Stored items from a collection:

+++++

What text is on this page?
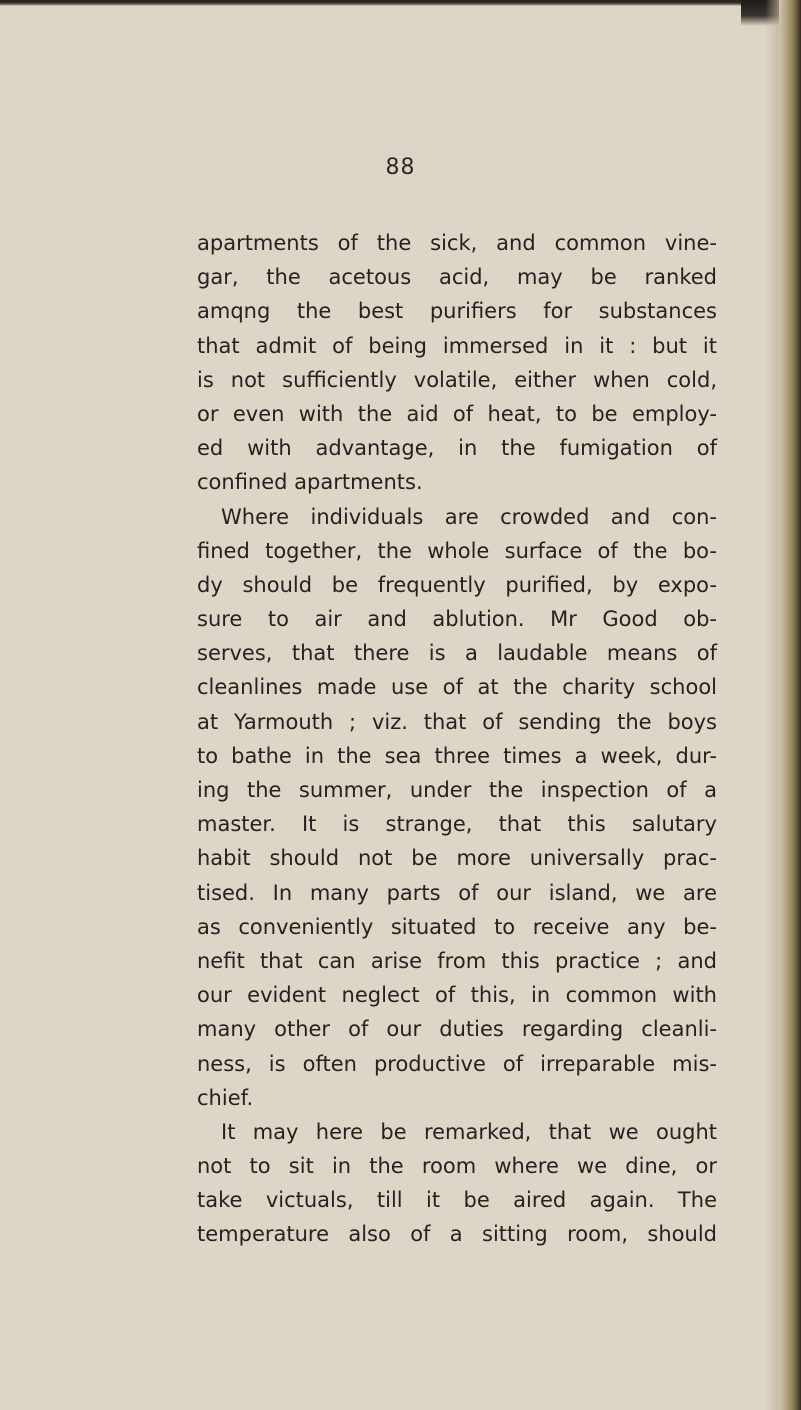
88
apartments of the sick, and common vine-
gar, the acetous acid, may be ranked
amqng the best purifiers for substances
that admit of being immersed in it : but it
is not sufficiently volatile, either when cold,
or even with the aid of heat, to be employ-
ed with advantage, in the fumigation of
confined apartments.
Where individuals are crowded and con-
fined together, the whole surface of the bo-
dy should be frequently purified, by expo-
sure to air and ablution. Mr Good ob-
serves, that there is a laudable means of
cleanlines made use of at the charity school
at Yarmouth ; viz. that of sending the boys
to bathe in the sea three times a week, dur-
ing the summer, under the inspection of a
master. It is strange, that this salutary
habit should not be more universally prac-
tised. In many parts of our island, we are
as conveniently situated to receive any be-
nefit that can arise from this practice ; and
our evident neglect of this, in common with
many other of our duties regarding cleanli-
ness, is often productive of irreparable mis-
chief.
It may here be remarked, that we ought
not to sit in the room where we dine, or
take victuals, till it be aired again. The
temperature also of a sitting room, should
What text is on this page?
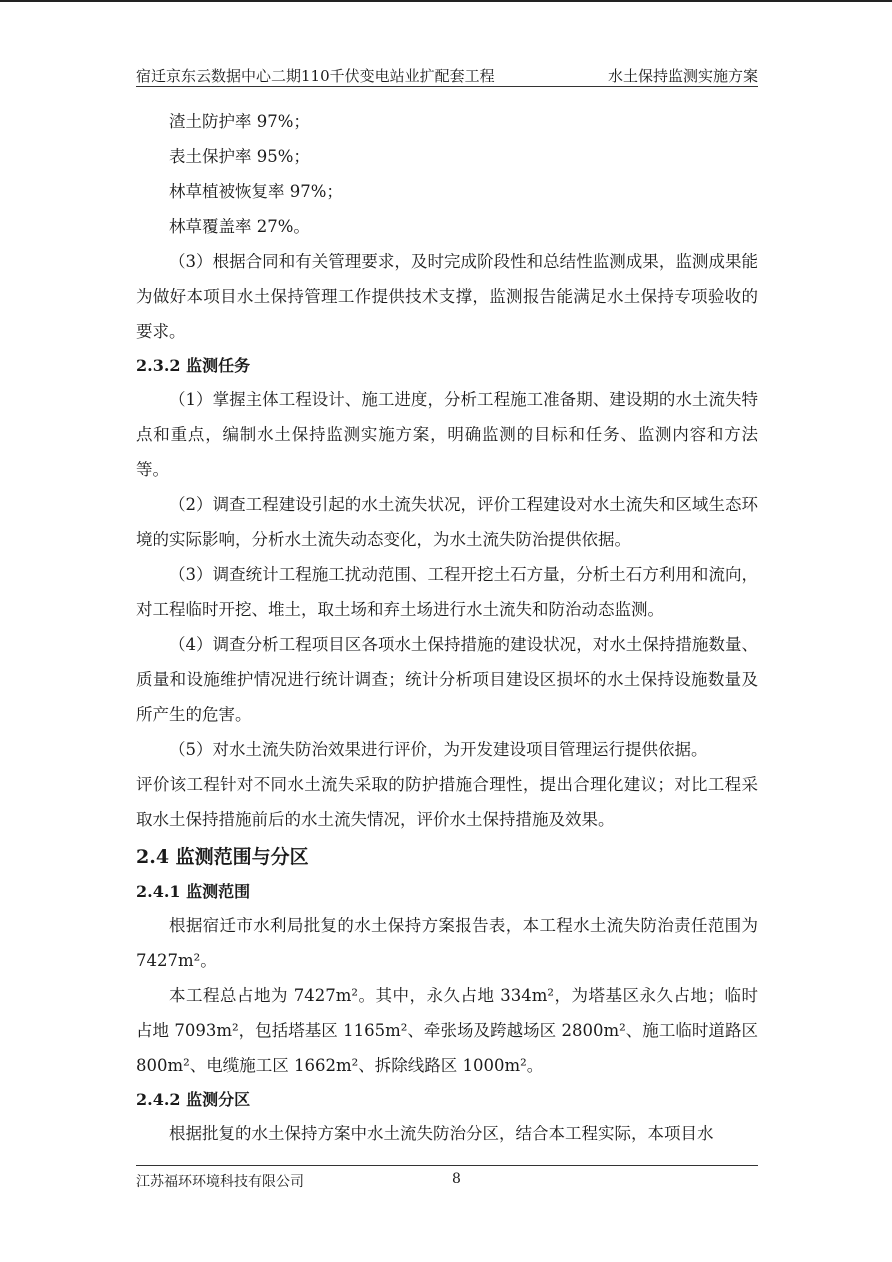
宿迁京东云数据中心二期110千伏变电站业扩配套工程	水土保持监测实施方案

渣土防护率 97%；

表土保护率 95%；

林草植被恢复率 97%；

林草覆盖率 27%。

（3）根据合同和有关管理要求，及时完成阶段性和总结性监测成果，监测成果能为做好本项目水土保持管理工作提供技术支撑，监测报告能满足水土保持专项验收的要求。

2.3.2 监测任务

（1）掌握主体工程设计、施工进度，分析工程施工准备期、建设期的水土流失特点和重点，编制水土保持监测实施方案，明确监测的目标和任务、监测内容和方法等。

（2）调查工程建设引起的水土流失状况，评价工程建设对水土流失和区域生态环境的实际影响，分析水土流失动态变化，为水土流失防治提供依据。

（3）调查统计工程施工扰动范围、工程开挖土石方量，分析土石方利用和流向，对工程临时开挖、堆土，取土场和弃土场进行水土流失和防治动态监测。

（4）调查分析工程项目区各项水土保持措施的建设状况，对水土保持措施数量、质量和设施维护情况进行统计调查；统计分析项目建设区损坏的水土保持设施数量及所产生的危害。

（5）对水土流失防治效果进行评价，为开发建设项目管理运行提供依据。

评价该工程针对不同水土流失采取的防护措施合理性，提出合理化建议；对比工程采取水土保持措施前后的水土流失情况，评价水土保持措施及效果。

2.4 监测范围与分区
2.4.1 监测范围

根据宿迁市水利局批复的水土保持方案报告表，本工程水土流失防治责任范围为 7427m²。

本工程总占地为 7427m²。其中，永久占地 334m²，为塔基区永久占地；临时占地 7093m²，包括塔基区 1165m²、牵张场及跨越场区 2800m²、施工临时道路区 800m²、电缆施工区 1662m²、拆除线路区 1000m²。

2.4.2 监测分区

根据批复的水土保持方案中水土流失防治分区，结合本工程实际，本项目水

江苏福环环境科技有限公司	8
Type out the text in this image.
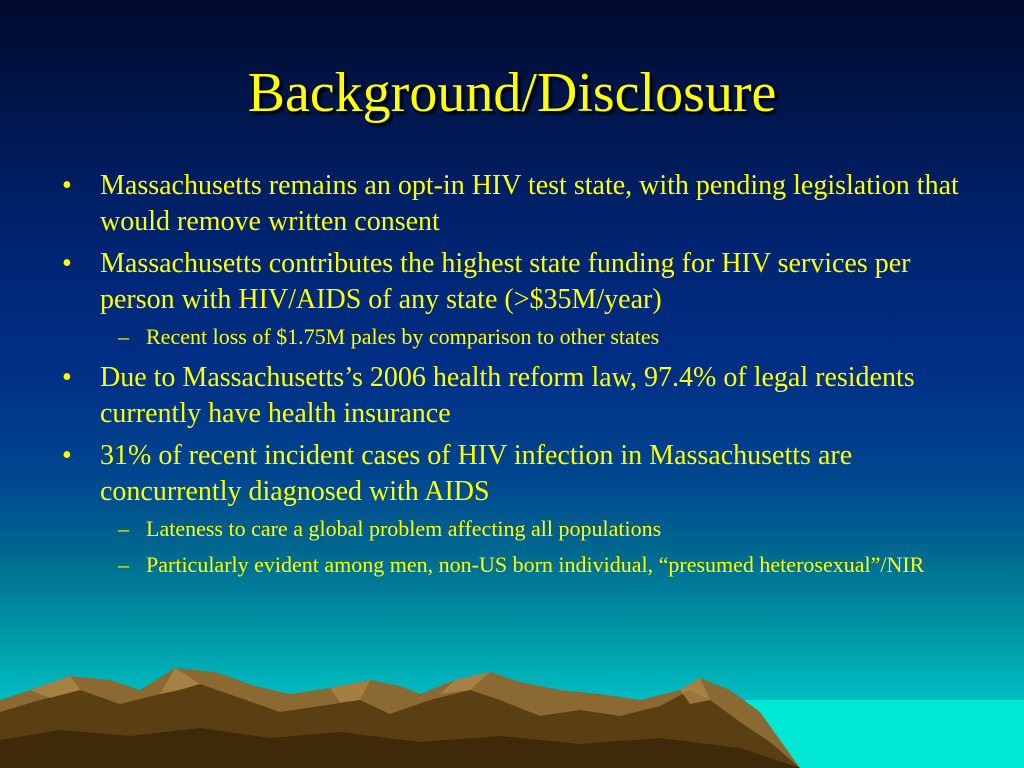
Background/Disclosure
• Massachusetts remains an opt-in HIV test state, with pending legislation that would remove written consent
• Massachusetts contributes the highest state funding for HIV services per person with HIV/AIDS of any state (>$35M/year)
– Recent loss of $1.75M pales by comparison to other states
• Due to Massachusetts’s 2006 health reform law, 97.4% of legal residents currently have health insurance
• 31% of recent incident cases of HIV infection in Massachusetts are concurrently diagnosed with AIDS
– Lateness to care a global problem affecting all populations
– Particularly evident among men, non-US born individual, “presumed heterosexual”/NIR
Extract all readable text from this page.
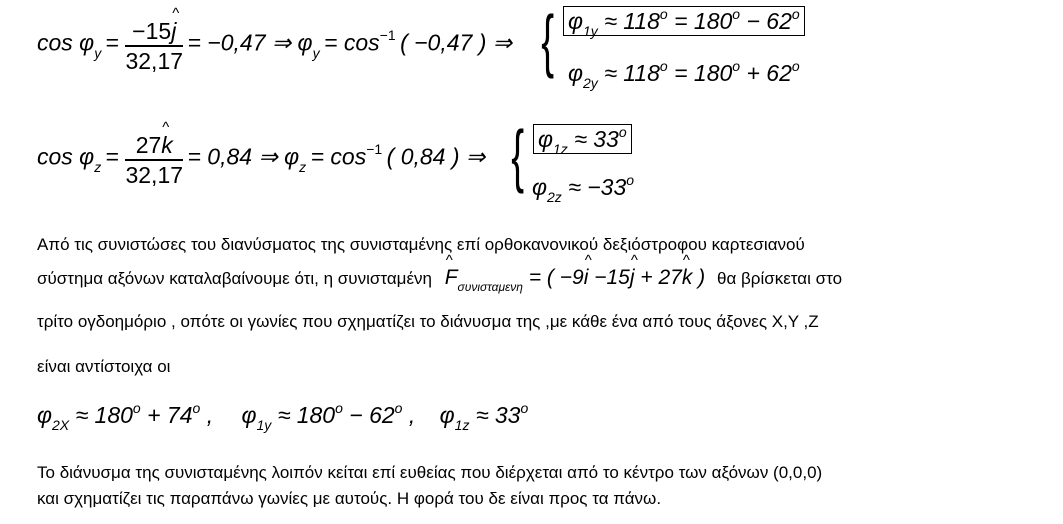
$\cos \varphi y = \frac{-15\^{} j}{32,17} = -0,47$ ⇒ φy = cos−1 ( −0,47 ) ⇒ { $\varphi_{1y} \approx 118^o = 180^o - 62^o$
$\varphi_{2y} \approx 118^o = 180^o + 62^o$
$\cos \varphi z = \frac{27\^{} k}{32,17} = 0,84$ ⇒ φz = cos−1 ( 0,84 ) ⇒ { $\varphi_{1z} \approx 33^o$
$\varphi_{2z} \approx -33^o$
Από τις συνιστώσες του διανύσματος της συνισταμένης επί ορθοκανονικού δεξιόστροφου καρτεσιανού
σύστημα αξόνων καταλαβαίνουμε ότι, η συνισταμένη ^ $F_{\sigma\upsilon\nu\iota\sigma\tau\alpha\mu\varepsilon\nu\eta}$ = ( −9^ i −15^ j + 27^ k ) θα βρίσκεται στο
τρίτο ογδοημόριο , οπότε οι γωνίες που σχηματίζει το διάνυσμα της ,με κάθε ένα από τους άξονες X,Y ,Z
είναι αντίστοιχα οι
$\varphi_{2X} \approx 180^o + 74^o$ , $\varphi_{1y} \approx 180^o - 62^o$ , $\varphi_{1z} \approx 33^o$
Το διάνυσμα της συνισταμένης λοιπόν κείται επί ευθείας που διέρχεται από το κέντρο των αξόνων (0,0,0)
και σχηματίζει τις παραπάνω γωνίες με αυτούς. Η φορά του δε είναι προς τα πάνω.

+++++

Reproduce every record above exactly, but leave out the pictures.

Exercise solution:
What text is on this page?
88
apartments of the sick, and common vine-
gar, the acetous acid, may be ranked
amqng the best purifiers for substances
that admit of being immersed in it : but it
is not sufficiently volatile, either when cold,
or even with the aid of heat, to be employ-
ed with advantage, in the fumigation of
confined apartments.
Where individuals are crowded and con-
fined together, the whole surface of the bo-
dy should be frequently purified, by expo-
sure to air and ablution. Mr Good ob-
serves, that there is a laudable means of
cleanlines made use of at the charity school
at Yarmouth ; viz. that of sending the boys
to bathe in the sea three times a week, dur-
ing the summer, under the inspection of a
master. It is strange, that this salutary
habit should not be more universally prac-
tised. In many parts of our island, we are
as conveniently situated to receive any be-
nefit that can arise from this practice ; and
our evident neglect of this, in common with
many other of our duties regarding cleanli-
ness, is often productive of irreparable mis-
chief.
It may here be remarked, that we ought
not to sit in the room where we dine, or
take victuals, till it be aired again. The
temperature also of a sitting room, should
What text is on this page?
宿迁京东云数据中心二期110千伏变电站业扩配套工程	水土保持监测实施方案

渣土防护率 97%；

表土保护率 95%；

林草植被恢复率 97%；

林草覆盖率 27%。

（3）根据合同和有关管理要求，及时完成阶段性和总结性监测成果，监测成果能为做好本项目水土保持管理工作提供技术支撑，监测报告能满足水土保持专项验收的要求。

2.3.2 监测任务

（1）掌握主体工程设计、施工进度，分析工程施工准备期、建设期的水土流失特点和重点，编制水土保持监测实施方案，明确监测的目标和任务、监测内容和方法等。

（2）调查工程建设引起的水土流失状况，评价工程建设对水土流失和区域生态环境的实际影响，分析水土流失动态变化，为水土流失防治提供依据。

（3）调查统计工程施工扰动范围、工程开挖土石方量，分析土石方利用和流向，对工程临时开挖、堆土，取土场和弃土场进行水土流失和防治动态监测。

（4）调查分析工程项目区各项水土保持措施的建设状况，对水土保持措施数量、质量和设施维护情况进行统计调查；统计分析项目建设区损坏的水土保持设施数量及所产生的危害。

（5）对水土流失防治效果进行评价，为开发建设项目管理运行提供依据。

评价该工程针对不同水土流失采取的防护措施合理性，提出合理化建议；对比工程采取水土保持措施前后的水土流失情况，评价水土保持措施及效果。

2.4 监测范围与分区
2.4.1 监测范围

根据宿迁市水利局批复的水土保持方案报告表，本工程水土流失防治责任范围为 7427m²。

本工程总占地为 7427m²。其中，永久占地 334m²，为塔基区永久占地；临时占地 7093m²，包括塔基区 1165m²、牵张场及跨越场区 2800m²、施工临时道路区 800m²、电缆施工区 1662m²、拆除线路区 1000m²。

2.4.2 监测分区

根据批复的水土保持方案中水土流失防治分区，结合本工程实际，本项目水

江苏福环环境科技有限公司	8
Type out the text in this image.
Background/Disclosure
• Massachusetts remains an opt-in HIV test state, with pending legislation that would remove written consent
• Massachusetts contributes the highest state funding for HIV services per person with HIV/AIDS of any state (>$35M/year)
– Recent loss of $1.75M pales by comparison to other states
• Due to Massachusetts’s 2006 health reform law, 97.4% of legal residents currently have health insurance
• 31% of recent incident cases of HIV infection in Massachusetts are concurrently diagnosed with AIDS
– Lateness to care a global problem affecting all populations
– Particularly evident among men, non-US born individual, “presumed heterosexual”/NIR
Extract all readable text from this page.
$\cos \varphi y = \frac{-15\^{} j}{32,17} = -0,47$ ⇒ φy = cos−1 ( −0,47 ) ⇒ { $\varphi_{1y} \approx 118^o = 180^o - 62^o$
$\varphi_{2y} \approx 118^o = 180^o + 62^o$
$\cos \varphi z = \frac{27\^{} k}{32,17} = 0,84$ ⇒ φz = cos−1 ( 0,84 ) ⇒ { $\varphi_{1z} \approx 33^o$
$\varphi_{2z} \approx -33^o$
Από τις συνιστώσες του διανύσματος της συνισταμένης επί ορθοκανονικού δεξιόστροφου καρτεσιανού
σύστημα αξόνων καταλαβαίνουμε ότι, η συνισταμένη ^ $F_{\sigma\upsilon\nu\iota\sigma\tau\alpha\mu\varepsilon\nu\eta}$ = ( −9^ i −15^ j + 27^ k ) θα βρίσκεται στο
τρίτο ογδοημόριο , οπότε οι γωνίες που σχηματίζει το διάνυσμα της ,με κάθε ένα από τους άξονες X,Y ,Z
είναι αντίστοιχα οι
$\varphi_{2X} \approx 180^o + 74^o$ , $\varphi_{1y} \approx 180^o - 62^o$ , $\varphi_{1z} \approx 33^o$
Το διάνυσμα της συνισταμένης λοιπόν κείται επί ευθείας που διέρχεται από το κέντρο των αξόνων (0,0,0)
και σχηματίζει τις παραπάνω γωνίες με αυτούς. Η φορά του δε είναι προς τα πάνω.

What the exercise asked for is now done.